[Dataset items]
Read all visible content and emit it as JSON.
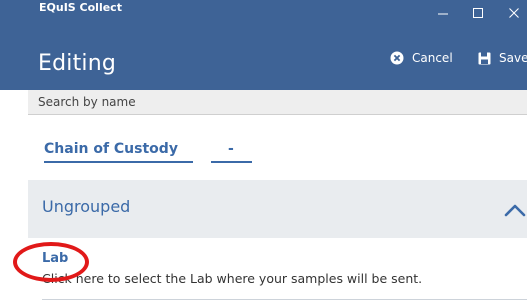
{
  "window": {
    "app_title": "EQuIS Collect",
    "controls": [
      "minimize-icon",
      "maximize-icon",
      "close-icon"
    ]
  },
  "header": {
    "title": "Editing",
    "cancel_label": "Cancel",
    "save_label": "Save",
    "cancel_icon": "cancel-circle-icon",
    "save_icon": "save-floppy-icon"
  },
  "search": {
    "placeholder": "Search by name",
    "icon": "search-icon"
  },
  "chain_of_custody": {
    "label": "Chain of Custody",
    "value": "-"
  },
  "groups": [
    {
      "label": "Ungrouped",
      "expanded": true,
      "fields": [
        {
          "label": "Lab",
          "hint": "Click here to select the Lab where your samples will be sent."
        }
      ]
    }
  ],
  "colors": {
    "header_bg": "#3e6396",
    "accent_blue": "#3b6aa8",
    "group_bg": "#e9ecef",
    "annotation_red": "#e11919"
  }
}
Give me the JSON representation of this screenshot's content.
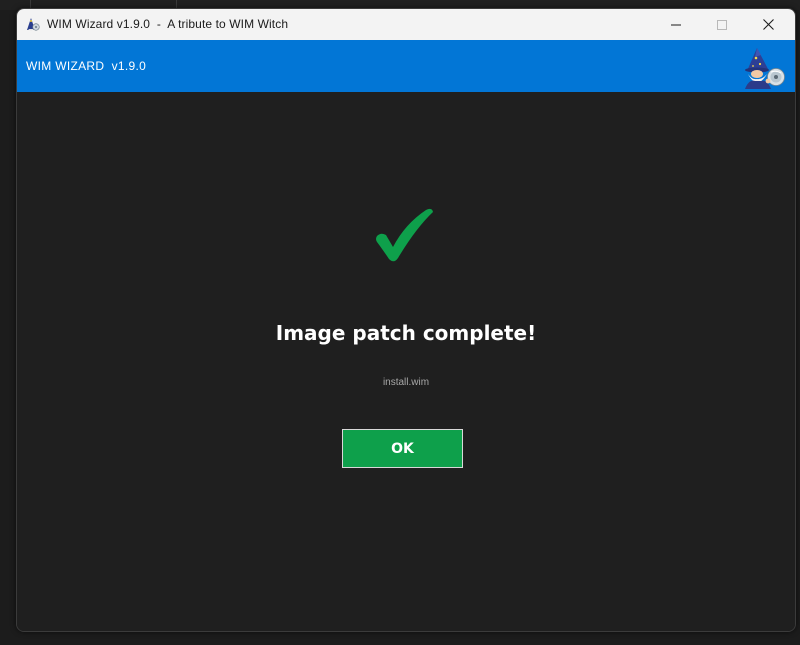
{
  "window": {
    "title": "WIM Wizard v1.9.0  -  A tribute to WIM Witch",
    "icon": "wizard-icon",
    "controls": [
      "minimize-icon",
      "maximize-icon",
      "close-icon"
    ]
  },
  "header": {
    "title": "WIM WIZARD  v1.9.0",
    "logo": "wizard-logo",
    "background": "#0276d6"
  },
  "main": {
    "status_icon": "checkmark-icon",
    "status_color": "#0ea04b",
    "message": "Image patch complete!",
    "detail": "install.wim",
    "ok_label": "OK"
  }
}
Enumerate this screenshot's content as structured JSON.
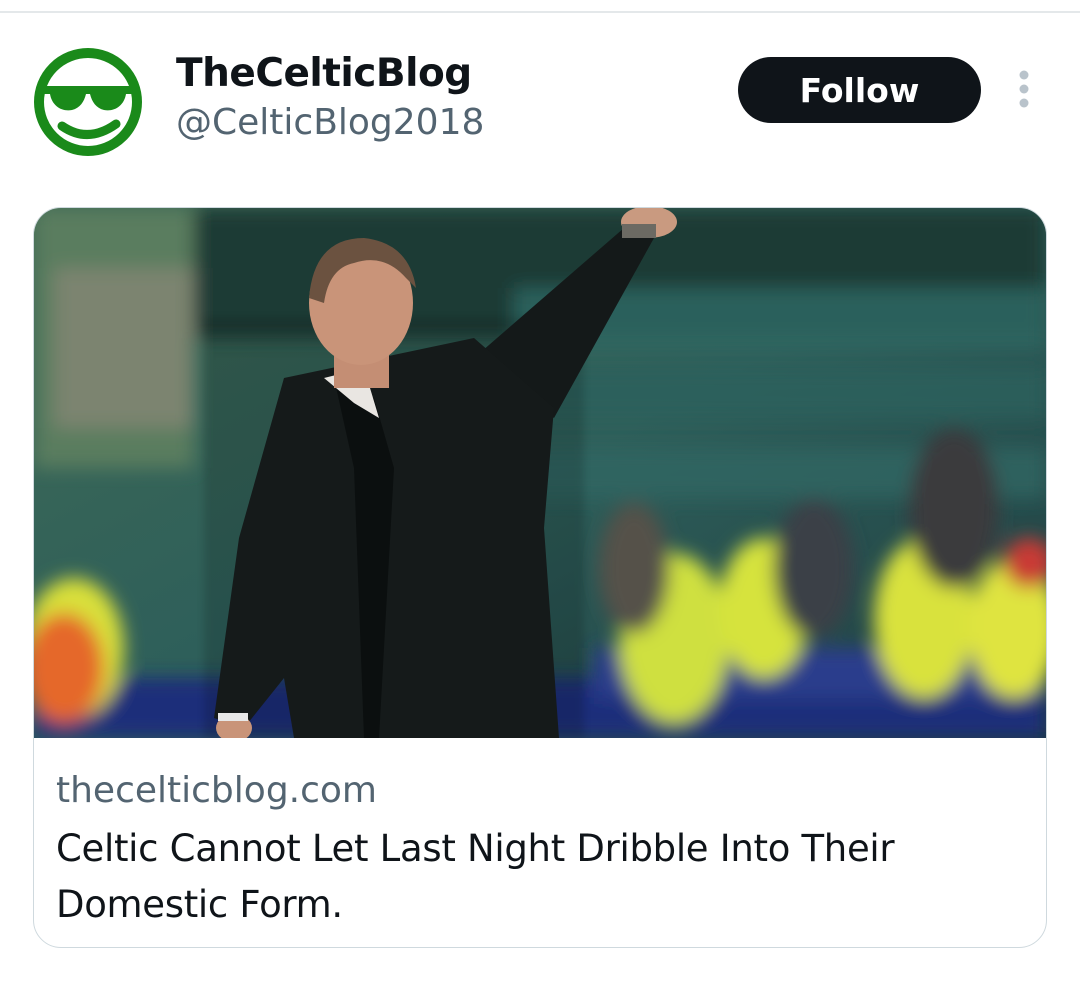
{
  "author": {
    "display_name": "TheCelticBlog",
    "handle": "@CelticBlog2018",
    "avatar_icon": "sunglasses-smiley-icon",
    "avatar_color": "#1a8a1a"
  },
  "actions": {
    "follow_label": "Follow",
    "more_icon": "more-vertical-icon"
  },
  "card": {
    "domain": "thecelticblog.com",
    "title": "Celtic Cannot Let Last Night Dribble Into Their Domestic Form."
  },
  "colors": {
    "follow_bg": "#0f1419",
    "secondary_text": "#536471"
  }
}
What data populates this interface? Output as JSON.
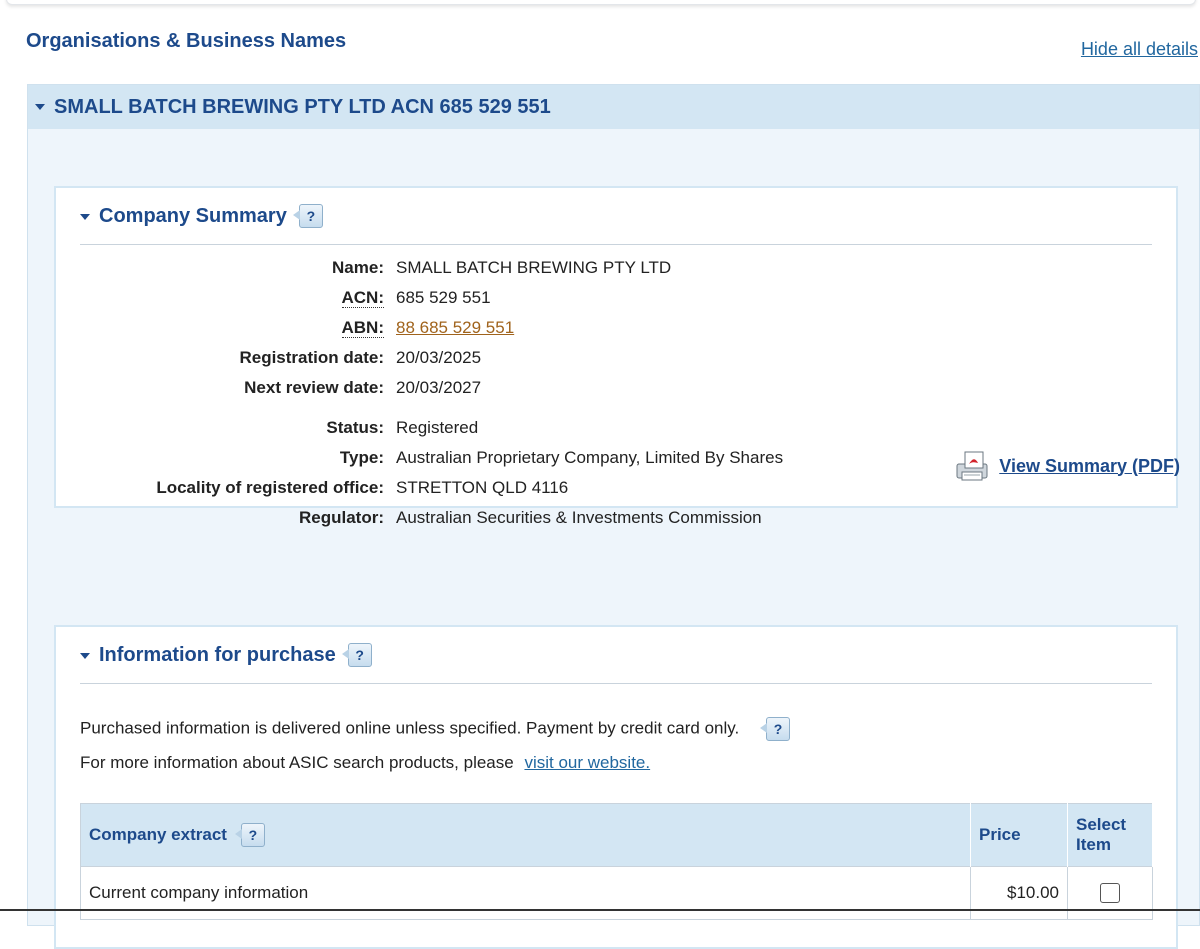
{
  "page": {
    "heading": "Organisations & Business Names",
    "hide_details": "Hide all details"
  },
  "entity": {
    "title": "SMALL BATCH BREWING PTY LTD ACN 685 529 551"
  },
  "summary": {
    "title": "Company Summary",
    "help": "?",
    "rows": [
      {
        "label": "Name:",
        "value": "SMALL BATCH BREWING PTY LTD"
      },
      {
        "label": "ACN:",
        "value": "685 529 551"
      },
      {
        "label": "ABN:",
        "value": "88 685 529 551"
      },
      {
        "label": "Registration date:",
        "value": "20/03/2025"
      },
      {
        "label": "Next review date:",
        "value": "20/03/2027"
      },
      {
        "label": "Status:",
        "value": "Registered"
      },
      {
        "label": "Type:",
        "value": "Australian Proprietary Company, Limited By Shares"
      },
      {
        "label": "Locality of registered office:",
        "value": "STRETTON QLD 4116"
      },
      {
        "label": "Regulator:",
        "value": "Australian Securities & Investments Commission"
      }
    ],
    "pdf_link": "View Summary (PDF)"
  },
  "purchase": {
    "title": "Information for purchase",
    "help": "?",
    "line1": "Purchased information is delivered online unless specified. Payment by credit card only.",
    "line2": "For more information about ASIC search products, please",
    "link": "visit our website.",
    "table": {
      "col_extract": "Company extract",
      "col_price": "Price",
      "col_select": "Select Item",
      "rows": [
        {
          "name": "Current company information",
          "price": "$10.00",
          "selected": false
        }
      ]
    }
  },
  "icons": {
    "help": "help-question-icon",
    "pdf": "pdf-printer-icon",
    "caret": "caret-down-icon"
  },
  "colors": {
    "heading_blue": "#1d4a8b",
    "link_blue": "#21679f",
    "abn_link": "#a0631c",
    "panel_bg": "#eef5fb",
    "header_bg": "#d3e6f3"
  }
}
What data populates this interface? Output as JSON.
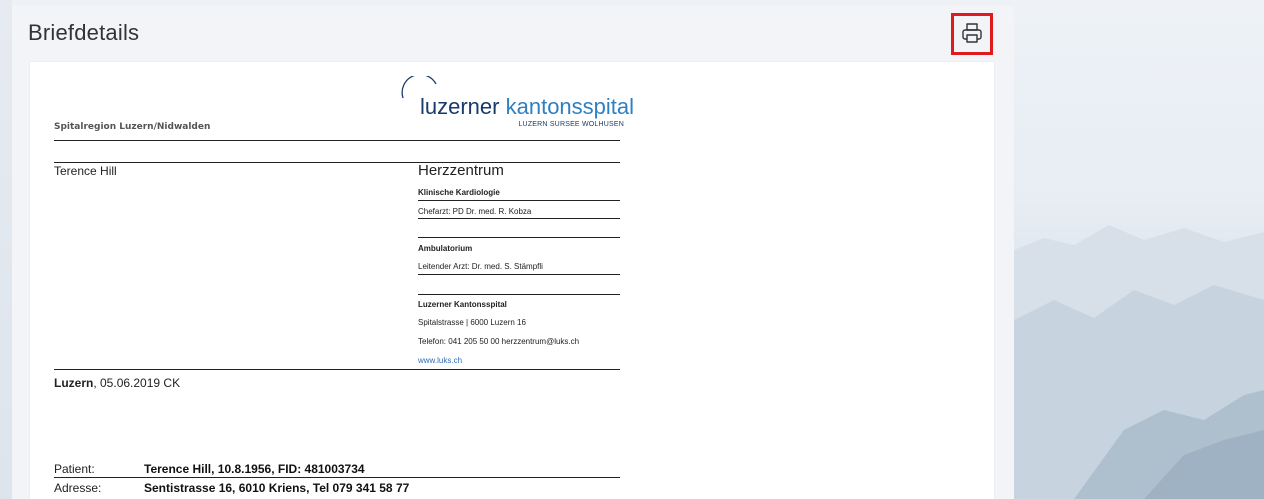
{
  "panel": {
    "title": "Briefdetails"
  },
  "toolbar": {
    "print_icon": "printer-icon"
  },
  "letter": {
    "org_region": "Spitalregion Luzern/Nidwalden",
    "logo": {
      "name_part1": "luzerner",
      "name_part2": "kantonsspital",
      "subtitle": "LUZERN SURSEE WOLHUSEN"
    },
    "recipient": "Terence Hill",
    "department": "Herzzentrum",
    "unit": "Klinische Kardiologie",
    "chief": "Chefarzt: PD Dr. med. R. Kobza",
    "ambulatorium": "Ambulatorium",
    "leading_doctor": "Leitender Arzt: Dr. med. S. Stämpfli",
    "institution": "Luzerner Kantonsspital",
    "address": "Spitalstrasse | 6000 Luzern 16",
    "phone": "Telefon: 041 205 50 00 herzzentrum@luks.ch",
    "website": "www.luks.ch",
    "place": "Luzern",
    "date_line": ", 05.06.2019 CK",
    "patient_label": "Patient:",
    "patient_value": "Terence Hill, 10.8.1956, FID: 481003734",
    "address_label": "Adresse:",
    "address_value": "Sentistrasse 16, 6010 Kriens, Tel 079 341 58 77"
  },
  "colors": {
    "highlight_border": "#e01b1b",
    "logo_dark": "#1a3a6b",
    "logo_blue": "#2f7fc1"
  }
}
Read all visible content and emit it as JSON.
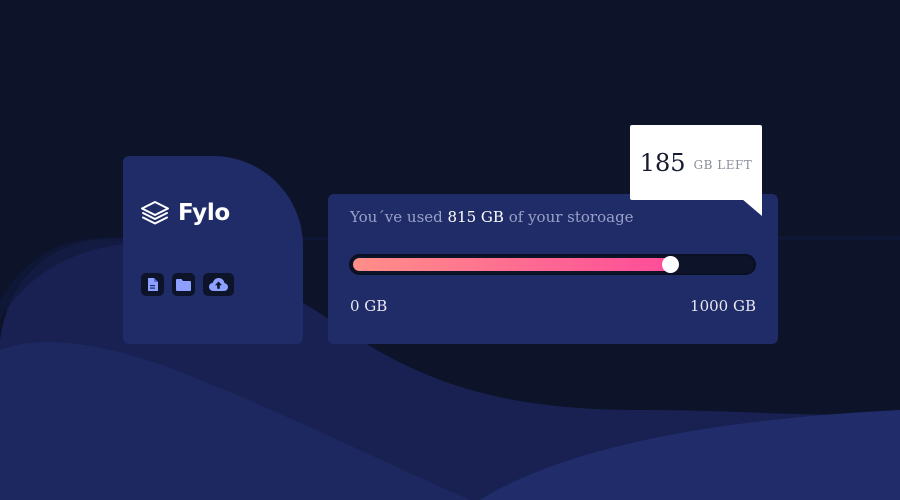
{
  "brand": {
    "name": "Fylo"
  },
  "toolbar": {
    "buttons": [
      {
        "icon": "document-icon",
        "label": ""
      },
      {
        "icon": "folder-icon",
        "label": ""
      },
      {
        "icon": "cloud-upload-icon",
        "label": ""
      }
    ]
  },
  "usage": {
    "prefix": "You´ve used",
    "used": "815 GB",
    "suffix": "of your storoage",
    "used_value_gb": 815,
    "capacity_gb": 1000,
    "fill_fraction": 0.815,
    "scale_min": "0 GB",
    "scale_max": "1000 GB"
  },
  "callout": {
    "remaining": "185",
    "unit": "GB LEFT"
  },
  "colors": {
    "background": "#0d1329",
    "card": "#1f2c68",
    "bar_gradient_start": "#ff8f88",
    "bar_gradient_end": "#ff4b9a",
    "icon_accent": "#8da0ff"
  }
}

### [Work instructions]
Every line of the listing that holds "background" should be found and copied.

### [Written solution]
    "background": "#0276d6"
    "background": "#0d1329",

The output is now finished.